-- Data for the task --
"""

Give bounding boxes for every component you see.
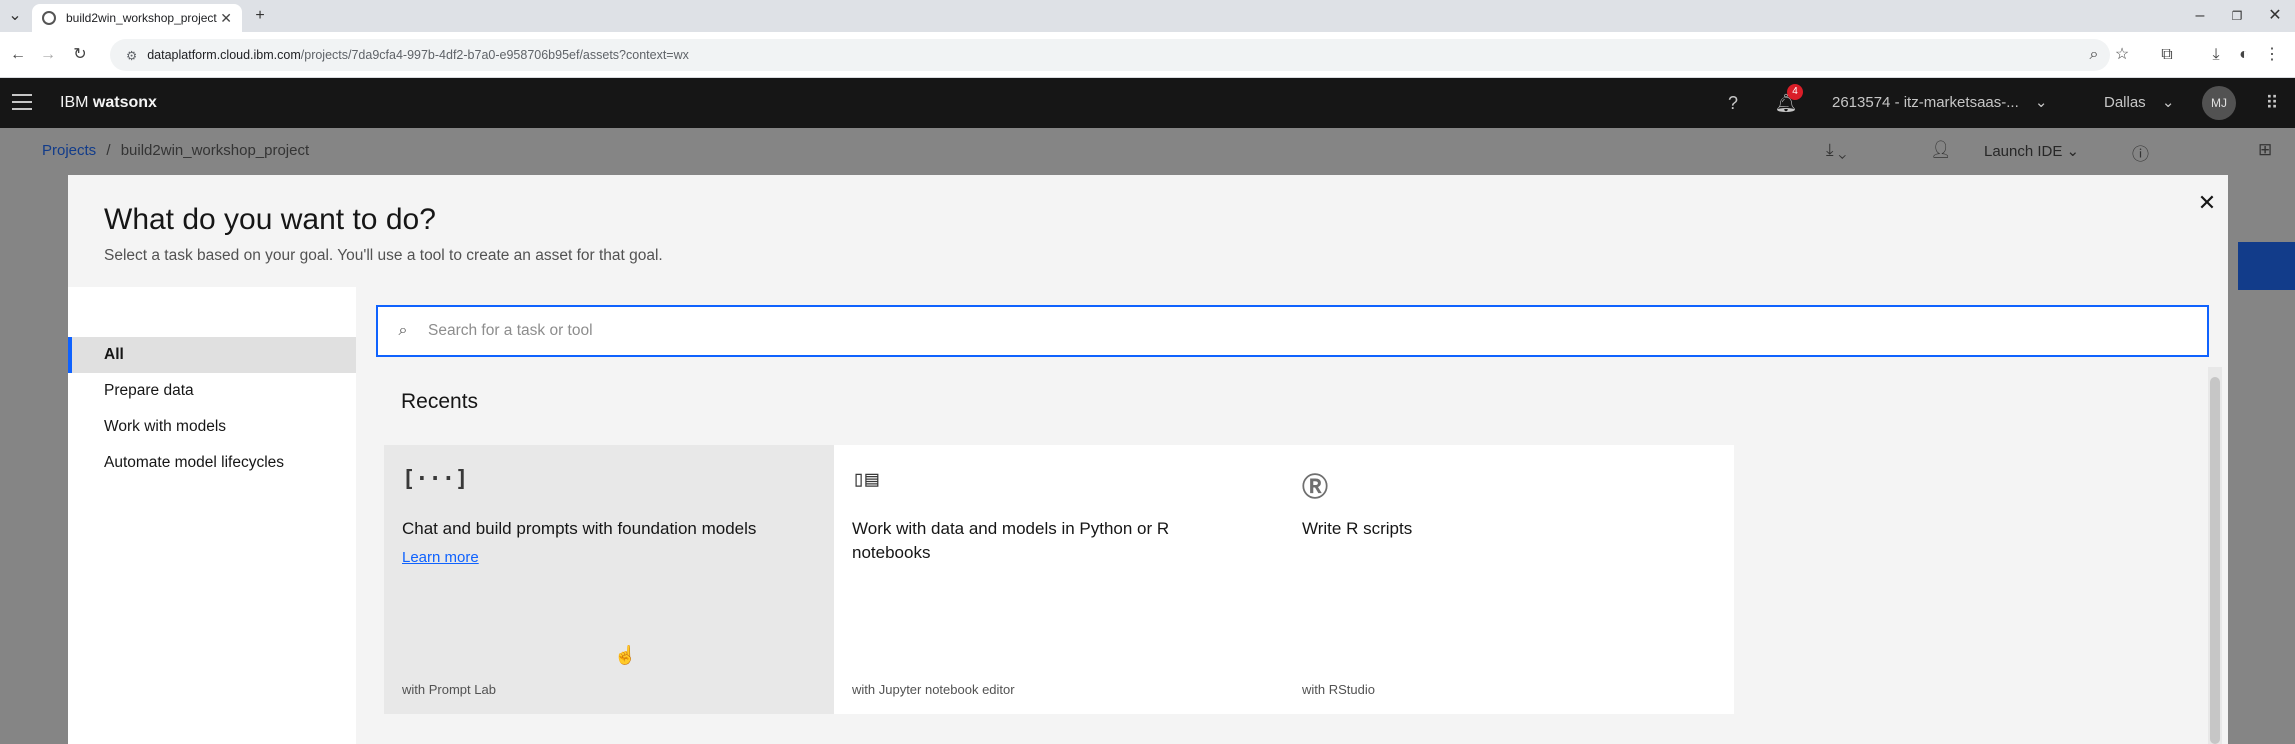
reload-icon[interactable]: ↻ <box>66 39 94 71</box>
tab-search-icon[interactable]: ⌄ <box>0 0 30 32</box>
notebook-icon: ▯▤ <box>852 467 879 492</box>
profile-icon[interactable]: ◐ <box>2230 39 2258 71</box>
brand-name: watsonx <box>92 94 157 111</box>
search-input[interactable] <box>428 322 2207 340</box>
card-tool: with Prompt Lab <box>402 682 496 697</box>
chevron-down-icon: ⌄ <box>2161 94 2175 111</box>
browser-menu-icon[interactable]: ⋮ <box>2258 39 2286 71</box>
task-card-prompt-lab[interactable]: [···] Chat and build prompts with founda… <box>384 445 834 714</box>
notification-count-badge: 4 <box>1787 84 1803 100</box>
app-switcher-icon[interactable]: ⠿ <box>2252 78 2292 128</box>
product-name[interactable]: IBM watsonx <box>60 78 157 128</box>
region-switcher[interactable]: Dallas ⌄ <box>2104 78 2174 128</box>
address-bar[interactable]: ⚙ dataplatform.cloud.ibm.com/projects/7d… <box>110 39 2110 71</box>
account-switcher[interactable]: 2613574 - itz-marketsaas-... ⌄ <box>1832 78 2048 128</box>
site-info-icon[interactable]: ⚙ <box>126 48 137 63</box>
help-icon[interactable]: ? <box>1713 78 1753 128</box>
task-content: ⌕ Recents [···] Chat and build prompts w… <box>356 287 2228 744</box>
category-sidebar: All Prepare data Work with models Automa… <box>68 287 356 744</box>
task-picker-modal: What do you want to do? Select a task ba… <box>68 175 2228 744</box>
modal-title: What do you want to do? <box>104 203 436 236</box>
url-path: /projects/7da9cfa4-997b-4df2-b7a0-e95870… <box>300 48 689 62</box>
rstudio-icon: Ⓡ <box>1302 473 1329 503</box>
bookmark-star-icon[interactable]: ☆ <box>2108 39 2136 71</box>
card-title: Write R scripts <box>1302 519 1413 538</box>
scrollbar-thumb[interactable] <box>2210 377 2220 744</box>
modal-subtitle: Select a task based on your goal. You'll… <box>104 247 663 264</box>
search-box: ⌕ <box>376 305 2209 357</box>
card-title: Chat and build prompts with foundation m… <box>402 519 757 538</box>
category-prepare-data[interactable]: Prepare data <box>68 373 356 409</box>
hamburger-menu-icon[interactable] <box>12 94 32 115</box>
extensions-icon[interactable]: ⧉ <box>2153 39 2181 71</box>
browser-tab[interactable]: build2win_workshop_project – ✕ <box>32 4 242 32</box>
chevron-down-icon: ⌄ <box>2034 94 2048 111</box>
new-tab-icon[interactable]: + <box>245 0 275 32</box>
app-header: IBM watsonx ? 🔔︎ 4 2613574 - itz-markets… <box>0 78 2295 128</box>
site-favicon-icon <box>42 11 56 25</box>
tab-title: build2win_workshop_project – <box>66 11 221 25</box>
url-host: dataplatform.cloud.ibm.com <box>147 48 301 62</box>
mouse-cursor-icon: ☝ <box>614 645 637 665</box>
browser-tab-strip: ⌄ build2win_workshop_project – ✕ + – ❐ ✕ <box>0 0 2295 32</box>
download-icon[interactable]: ⤓ <box>2202 39 2230 71</box>
window-close-icon[interactable]: ✕ <box>2260 0 2290 32</box>
section-title: Recents <box>401 390 479 413</box>
minimize-icon[interactable]: – <box>2185 0 2215 32</box>
prompt-lab-icon: [···] <box>402 467 469 492</box>
region-name: Dallas <box>2104 94 2146 111</box>
task-card-rstudio[interactable]: Ⓡ Write R scripts with RStudio <box>1284 445 1734 714</box>
back-icon[interactable]: ← <box>4 39 32 71</box>
brand-prefix: IBM <box>60 94 93 111</box>
card-tool: with RStudio <box>1302 682 1375 697</box>
account-name: 2613574 - itz-marketsaas-... <box>1832 94 2019 111</box>
category-automate-model-lifecycles[interactable]: Automate model lifecycles <box>68 445 356 481</box>
task-card-notebooks[interactable]: ▯▤ Work with data and models in Python o… <box>834 445 1284 714</box>
close-icon[interactable]: ✕ <box>2191 187 2223 219</box>
avatar[interactable]: MJ <box>2202 86 2236 120</box>
category-all[interactable]: All <box>68 337 356 373</box>
restore-icon[interactable]: ❐ <box>2222 0 2252 32</box>
tab-close-icon[interactable]: ✕ <box>220 10 232 27</box>
card-title: Work with data and models in Python or R… <box>852 519 1170 562</box>
forward-icon[interactable]: → <box>34 39 62 71</box>
learn-more-link[interactable]: Learn more <box>402 549 479 566</box>
card-tool: with Jupyter notebook editor <box>852 682 1015 697</box>
category-work-with-models[interactable]: Work with models <box>68 409 356 445</box>
zoom-icon[interactable]: ⌕ <box>2080 39 2108 71</box>
search-icon: ⌕ <box>398 322 408 339</box>
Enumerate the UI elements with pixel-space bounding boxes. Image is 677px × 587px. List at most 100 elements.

"""

-- Aim of the task --
Can you copy out the listing above word for word, every line of it, but without the picture?

-- Answer --
Give bounding boxes for every component you see.
reload-icon[interactable]: ↻ <box>66 39 94 71</box>
tab-search-icon[interactable]: ⌄ <box>0 0 30 32</box>
notebook-icon: ▯▤ <box>852 467 879 492</box>
profile-icon[interactable]: ◐ <box>2230 39 2258 71</box>
brand-name: watsonx <box>92 94 157 111</box>
search-input[interactable] <box>428 322 2207 340</box>
card-tool: with Prompt Lab <box>402 682 496 697</box>
chevron-down-icon: ⌄ <box>2161 94 2175 111</box>
browser-menu-icon[interactable]: ⋮ <box>2258 39 2286 71</box>
task-card-prompt-lab[interactable]: [···] Chat and build prompts with founda… <box>384 445 834 714</box>
notification-count-badge: 4 <box>1787 84 1803 100</box>
app-switcher-icon[interactable]: ⠿ <box>2252 78 2292 128</box>
product-name[interactable]: IBM watsonx <box>60 78 157 128</box>
region-switcher[interactable]: Dallas ⌄ <box>2104 78 2174 128</box>
address-bar[interactable]: ⚙ dataplatform.cloud.ibm.com/projects/7d… <box>110 39 2110 71</box>
account-switcher[interactable]: 2613574 - itz-marketsaas-... ⌄ <box>1832 78 2048 128</box>
site-info-icon[interactable]: ⚙ <box>126 48 137 63</box>
help-icon[interactable]: ? <box>1713 78 1753 128</box>
task-content: ⌕ Recents [···] Chat and build prompts w… <box>356 287 2228 744</box>
category-sidebar: All Prepare data Work with models Automa… <box>68 287 356 744</box>
task-picker-modal: What do you want to do? Select a task ba… <box>68 175 2228 744</box>
modal-title: What do you want to do? <box>104 203 436 236</box>
url-path: /projects/7da9cfa4-997b-4df2-b7a0-e95870… <box>300 48 689 62</box>
rstudio-icon: Ⓡ <box>1302 473 1329 503</box>
bookmark-star-icon[interactable]: ☆ <box>2108 39 2136 71</box>
card-title: Write R scripts <box>1302 519 1413 538</box>
scrollbar-thumb[interactable] <box>2210 377 2220 744</box>
modal-subtitle: Select a task based on your goal. You'll… <box>104 247 663 264</box>
search-box: ⌕ <box>376 305 2209 357</box>
card-title: Chat and build prompts with foundation m… <box>402 519 757 538</box>
category-prepare-data[interactable]: Prepare data <box>68 373 356 409</box>
hamburger-menu-icon[interactable] <box>12 94 32 115</box>
extensions-icon[interactable]: ⧉ <box>2153 39 2181 71</box>
browser-tab[interactable]: build2win_workshop_project – ✕ <box>32 4 242 32</box>
chevron-down-icon: ⌄ <box>2034 94 2048 111</box>
new-tab-icon[interactable]: + <box>245 0 275 32</box>
app-header: IBM watsonx ? 🔔︎ 4 2613574 - itz-markets… <box>0 78 2295 128</box>
site-favicon-icon <box>42 11 56 25</box>
tab-title: build2win_workshop_project – <box>66 11 221 25</box>
url-host: dataplatform.cloud.ibm.com <box>147 48 301 62</box>
mouse-cursor-icon: ☝ <box>614 645 637 665</box>
browser-tab-strip: ⌄ build2win_workshop_project – ✕ + – ❐ ✕ <box>0 0 2295 32</box>
download-icon[interactable]: ⤓ <box>2202 39 2230 71</box>
window-close-icon[interactable]: ✕ <box>2260 0 2290 32</box>
section-title: Recents <box>401 390 479 413</box>
minimize-icon[interactable]: – <box>2185 0 2215 32</box>
prompt-lab-icon: [···] <box>402 467 469 492</box>
region-name: Dallas <box>2104 94 2146 111</box>
task-card-rstudio[interactable]: Ⓡ Write R scripts with RStudio <box>1284 445 1734 714</box>
back-icon[interactable]: ← <box>4 39 32 71</box>
brand-prefix: IBM <box>60 94 93 111</box>
card-tool: with RStudio <box>1302 682 1375 697</box>
account-name: 2613574 - itz-marketsaas-... <box>1832 94 2019 111</box>
category-automate-model-lifecycles[interactable]: Automate model lifecycles <box>68 445 356 481</box>
task-card-notebooks[interactable]: ▯▤ Work with data and models in Python o… <box>834 445 1284 714</box>
close-icon[interactable]: ✕ <box>2191 187 2223 219</box>
avatar[interactable]: MJ <box>2202 86 2236 120</box>
category-all[interactable]: All <box>68 337 356 373</box>
restore-icon[interactable]: ❐ <box>2222 0 2252 32</box>
tab-close-icon[interactable]: ✕ <box>220 10 232 27</box>
card-title: Work with data and models in Python or R… <box>852 519 1170 562</box>
forward-icon[interactable]: → <box>34 39 62 71</box>
learn-more-link[interactable]: Learn more <box>402 549 479 566</box>
card-tool: with Jupyter notebook editor <box>852 682 1015 697</box>
category-work-with-models[interactable]: Work with models <box>68 409 356 445</box>
zoom-icon[interactable]: ⌕ <box>2080 39 2108 71</box>
search-icon: ⌕ <box>398 322 408 339</box>
Enumerate the UI elements with pixel-space bounding boxes. Image is 677px × 587px. List at most 100 elements.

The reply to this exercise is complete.